OBJECTIVE: Gather all lines with the word "screenshot" in them.

SUPPLIED DATA:
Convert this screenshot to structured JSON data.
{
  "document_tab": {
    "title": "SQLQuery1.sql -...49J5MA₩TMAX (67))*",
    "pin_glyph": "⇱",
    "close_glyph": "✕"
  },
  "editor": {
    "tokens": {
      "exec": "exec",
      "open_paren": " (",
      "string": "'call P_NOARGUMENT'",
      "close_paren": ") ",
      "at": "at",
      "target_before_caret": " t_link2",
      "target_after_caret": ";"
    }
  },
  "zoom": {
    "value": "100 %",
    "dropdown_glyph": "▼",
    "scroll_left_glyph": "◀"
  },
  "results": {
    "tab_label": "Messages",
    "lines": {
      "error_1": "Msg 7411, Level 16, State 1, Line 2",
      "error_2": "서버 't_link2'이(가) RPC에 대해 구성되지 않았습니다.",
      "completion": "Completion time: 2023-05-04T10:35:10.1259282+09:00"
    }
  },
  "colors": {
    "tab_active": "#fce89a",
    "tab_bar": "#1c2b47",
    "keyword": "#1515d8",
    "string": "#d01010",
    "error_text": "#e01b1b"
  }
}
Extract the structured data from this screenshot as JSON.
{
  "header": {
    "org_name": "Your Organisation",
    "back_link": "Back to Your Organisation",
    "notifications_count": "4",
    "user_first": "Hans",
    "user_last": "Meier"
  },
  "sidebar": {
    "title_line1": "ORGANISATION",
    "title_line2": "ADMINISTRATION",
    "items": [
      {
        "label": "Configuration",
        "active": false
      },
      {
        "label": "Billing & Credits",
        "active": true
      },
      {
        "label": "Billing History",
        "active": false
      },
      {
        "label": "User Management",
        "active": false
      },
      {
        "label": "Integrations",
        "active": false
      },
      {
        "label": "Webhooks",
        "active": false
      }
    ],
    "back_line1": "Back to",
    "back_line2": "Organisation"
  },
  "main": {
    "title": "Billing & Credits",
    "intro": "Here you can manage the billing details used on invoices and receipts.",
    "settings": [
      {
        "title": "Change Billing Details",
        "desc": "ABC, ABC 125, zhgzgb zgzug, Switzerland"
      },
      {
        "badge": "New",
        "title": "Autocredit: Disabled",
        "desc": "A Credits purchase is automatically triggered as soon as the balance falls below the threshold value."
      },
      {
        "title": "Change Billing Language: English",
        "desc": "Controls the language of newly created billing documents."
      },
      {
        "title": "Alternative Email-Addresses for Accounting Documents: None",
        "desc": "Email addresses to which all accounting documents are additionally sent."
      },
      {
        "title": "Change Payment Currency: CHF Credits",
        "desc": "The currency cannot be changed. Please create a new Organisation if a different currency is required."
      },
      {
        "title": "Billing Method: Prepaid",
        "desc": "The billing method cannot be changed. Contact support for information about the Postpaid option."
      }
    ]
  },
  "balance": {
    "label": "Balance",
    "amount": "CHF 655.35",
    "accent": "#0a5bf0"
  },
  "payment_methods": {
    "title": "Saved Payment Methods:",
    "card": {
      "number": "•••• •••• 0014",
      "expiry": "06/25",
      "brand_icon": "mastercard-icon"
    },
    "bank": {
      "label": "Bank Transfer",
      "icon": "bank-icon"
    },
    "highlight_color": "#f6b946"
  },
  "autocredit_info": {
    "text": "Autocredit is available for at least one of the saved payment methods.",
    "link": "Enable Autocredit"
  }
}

REPLY:
Convert this screenshot to structured JSON data.
Extract the structured data from this screenshot as JSON.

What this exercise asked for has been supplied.